Dataset rows about figures:
________________________________________
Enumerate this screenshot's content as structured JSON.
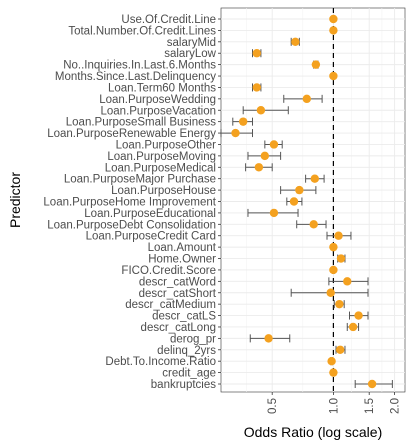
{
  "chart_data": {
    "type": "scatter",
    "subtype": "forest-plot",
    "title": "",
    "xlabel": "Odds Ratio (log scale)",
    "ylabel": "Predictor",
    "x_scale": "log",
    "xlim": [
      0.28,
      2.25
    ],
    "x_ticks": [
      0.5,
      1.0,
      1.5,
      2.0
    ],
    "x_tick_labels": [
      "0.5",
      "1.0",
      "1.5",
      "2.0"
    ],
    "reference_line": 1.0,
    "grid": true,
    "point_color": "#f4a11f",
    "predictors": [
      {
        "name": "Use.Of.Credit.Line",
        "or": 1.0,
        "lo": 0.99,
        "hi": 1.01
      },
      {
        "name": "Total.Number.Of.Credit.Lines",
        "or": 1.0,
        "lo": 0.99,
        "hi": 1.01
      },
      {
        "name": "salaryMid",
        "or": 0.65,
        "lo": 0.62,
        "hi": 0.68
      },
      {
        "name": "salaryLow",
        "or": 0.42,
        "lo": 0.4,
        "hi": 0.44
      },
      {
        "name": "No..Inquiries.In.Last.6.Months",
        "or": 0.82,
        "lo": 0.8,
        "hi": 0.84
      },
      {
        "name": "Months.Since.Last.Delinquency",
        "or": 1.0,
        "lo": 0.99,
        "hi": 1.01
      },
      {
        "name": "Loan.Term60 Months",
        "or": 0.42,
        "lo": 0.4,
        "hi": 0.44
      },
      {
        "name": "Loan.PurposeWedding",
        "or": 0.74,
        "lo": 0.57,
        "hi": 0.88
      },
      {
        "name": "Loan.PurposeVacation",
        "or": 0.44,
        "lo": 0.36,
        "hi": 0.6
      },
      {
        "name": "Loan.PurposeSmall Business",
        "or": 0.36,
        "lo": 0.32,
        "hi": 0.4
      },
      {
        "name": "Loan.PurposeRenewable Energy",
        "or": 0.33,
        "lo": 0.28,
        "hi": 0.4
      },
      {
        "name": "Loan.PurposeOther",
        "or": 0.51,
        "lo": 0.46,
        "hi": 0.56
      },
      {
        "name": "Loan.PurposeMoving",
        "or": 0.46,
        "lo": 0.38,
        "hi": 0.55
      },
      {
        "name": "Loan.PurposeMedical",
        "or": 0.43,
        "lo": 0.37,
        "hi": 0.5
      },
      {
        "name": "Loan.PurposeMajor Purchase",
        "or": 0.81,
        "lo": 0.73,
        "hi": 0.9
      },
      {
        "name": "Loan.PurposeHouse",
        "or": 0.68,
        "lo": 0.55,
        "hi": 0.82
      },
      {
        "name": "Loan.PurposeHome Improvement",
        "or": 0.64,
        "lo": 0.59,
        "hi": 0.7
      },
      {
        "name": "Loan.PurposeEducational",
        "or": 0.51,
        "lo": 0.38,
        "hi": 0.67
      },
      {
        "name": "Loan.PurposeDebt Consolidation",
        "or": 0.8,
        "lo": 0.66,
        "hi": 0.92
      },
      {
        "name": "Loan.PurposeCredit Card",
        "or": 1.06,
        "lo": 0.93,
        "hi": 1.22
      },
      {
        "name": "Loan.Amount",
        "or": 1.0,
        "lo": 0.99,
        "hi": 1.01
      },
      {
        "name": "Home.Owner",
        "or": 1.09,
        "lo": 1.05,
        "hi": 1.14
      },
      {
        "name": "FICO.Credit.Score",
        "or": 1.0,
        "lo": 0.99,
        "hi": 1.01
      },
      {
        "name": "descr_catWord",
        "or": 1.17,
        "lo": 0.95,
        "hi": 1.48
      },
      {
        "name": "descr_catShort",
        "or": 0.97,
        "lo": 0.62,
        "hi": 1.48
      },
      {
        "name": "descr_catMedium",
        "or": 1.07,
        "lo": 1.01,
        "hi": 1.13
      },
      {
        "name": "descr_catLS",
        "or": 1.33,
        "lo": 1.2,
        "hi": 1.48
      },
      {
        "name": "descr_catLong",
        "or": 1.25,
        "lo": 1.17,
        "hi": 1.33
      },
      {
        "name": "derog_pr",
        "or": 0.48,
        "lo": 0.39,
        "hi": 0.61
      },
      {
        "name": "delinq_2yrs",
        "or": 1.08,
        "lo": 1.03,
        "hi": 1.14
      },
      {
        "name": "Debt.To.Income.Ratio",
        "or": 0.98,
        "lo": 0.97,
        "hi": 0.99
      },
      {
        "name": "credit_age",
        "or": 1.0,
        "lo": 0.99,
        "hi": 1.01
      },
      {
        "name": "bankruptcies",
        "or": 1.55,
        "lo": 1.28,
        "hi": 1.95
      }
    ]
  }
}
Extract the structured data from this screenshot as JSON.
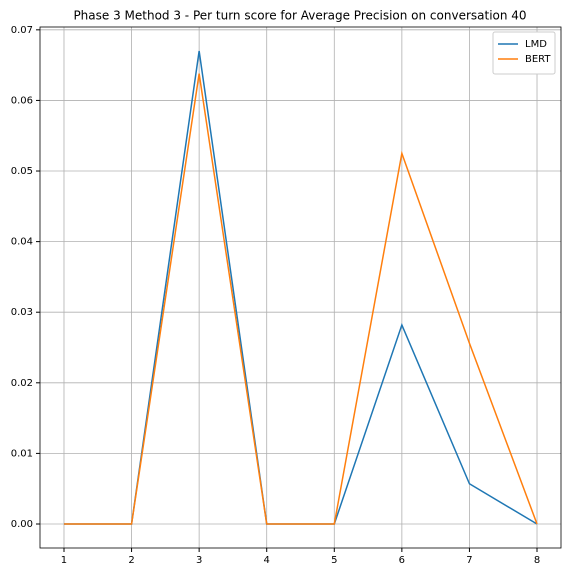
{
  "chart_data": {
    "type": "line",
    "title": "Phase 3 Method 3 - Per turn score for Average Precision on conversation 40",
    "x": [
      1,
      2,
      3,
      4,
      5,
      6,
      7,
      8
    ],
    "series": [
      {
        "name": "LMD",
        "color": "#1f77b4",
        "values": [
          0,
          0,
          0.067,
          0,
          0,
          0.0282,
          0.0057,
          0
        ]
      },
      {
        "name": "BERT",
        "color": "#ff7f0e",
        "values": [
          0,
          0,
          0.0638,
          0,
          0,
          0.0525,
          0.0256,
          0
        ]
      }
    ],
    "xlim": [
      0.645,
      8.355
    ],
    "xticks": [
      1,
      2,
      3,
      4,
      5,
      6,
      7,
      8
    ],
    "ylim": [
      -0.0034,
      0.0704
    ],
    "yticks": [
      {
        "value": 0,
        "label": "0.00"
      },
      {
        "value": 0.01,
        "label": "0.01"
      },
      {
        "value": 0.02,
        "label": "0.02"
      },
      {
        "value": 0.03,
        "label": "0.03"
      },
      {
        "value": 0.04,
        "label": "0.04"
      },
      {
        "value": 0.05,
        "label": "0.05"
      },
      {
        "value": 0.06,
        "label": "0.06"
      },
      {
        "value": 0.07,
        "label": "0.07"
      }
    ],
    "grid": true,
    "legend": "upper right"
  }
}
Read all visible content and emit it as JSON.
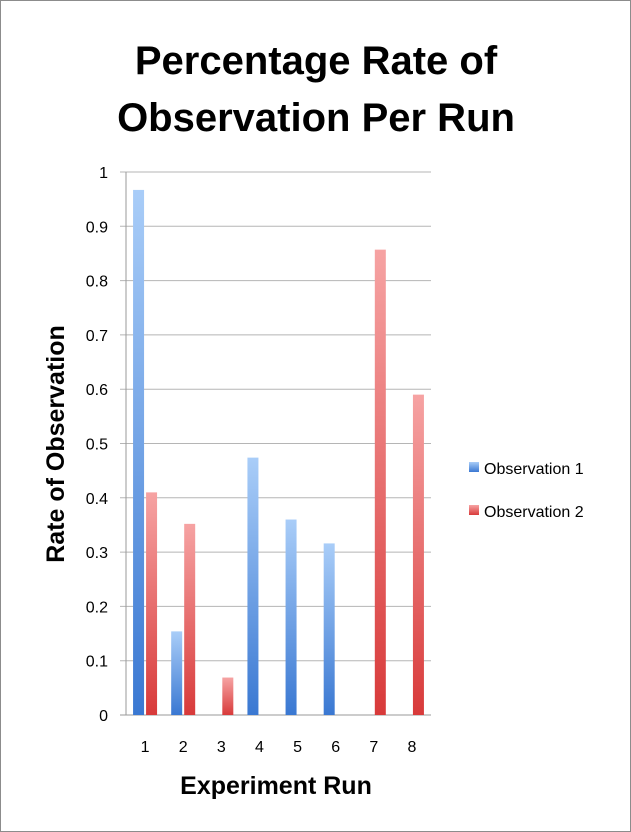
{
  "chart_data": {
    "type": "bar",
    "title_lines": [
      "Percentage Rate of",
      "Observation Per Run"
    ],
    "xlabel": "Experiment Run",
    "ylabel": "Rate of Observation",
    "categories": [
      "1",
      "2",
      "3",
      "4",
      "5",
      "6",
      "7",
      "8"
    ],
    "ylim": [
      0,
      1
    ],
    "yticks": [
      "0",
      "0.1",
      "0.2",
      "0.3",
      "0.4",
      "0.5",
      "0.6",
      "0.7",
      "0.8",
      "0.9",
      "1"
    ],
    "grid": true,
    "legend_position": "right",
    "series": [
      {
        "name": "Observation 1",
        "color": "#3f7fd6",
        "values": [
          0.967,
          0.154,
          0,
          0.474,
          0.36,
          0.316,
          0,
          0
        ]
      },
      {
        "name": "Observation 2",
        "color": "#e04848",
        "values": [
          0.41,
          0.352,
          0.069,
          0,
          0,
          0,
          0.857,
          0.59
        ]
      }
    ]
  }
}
________________________________________
Task description ->
Leave out every picture, and write out exactly the lines from the one bearing "Read all visible content and emit it as JSON." through the final line.

Output below ->
Read all visible content and emit it as JSON.
{
  "chart_data": {
    "type": "bar",
    "title_lines": [
      "Percentage Rate of",
      "Observation Per Run"
    ],
    "xlabel": "Experiment Run",
    "ylabel": "Rate of Observation",
    "categories": [
      "1",
      "2",
      "3",
      "4",
      "5",
      "6",
      "7",
      "8"
    ],
    "ylim": [
      0,
      1
    ],
    "yticks": [
      "0",
      "0.1",
      "0.2",
      "0.3",
      "0.4",
      "0.5",
      "0.6",
      "0.7",
      "0.8",
      "0.9",
      "1"
    ],
    "grid": true,
    "legend_position": "right",
    "series": [
      {
        "name": "Observation 1",
        "color": "#3f7fd6",
        "values": [
          0.967,
          0.154,
          0,
          0.474,
          0.36,
          0.316,
          0,
          0
        ]
      },
      {
        "name": "Observation 2",
        "color": "#e04848",
        "values": [
          0.41,
          0.352,
          0.069,
          0,
          0,
          0,
          0.857,
          0.59
        ]
      }
    ]
  }
}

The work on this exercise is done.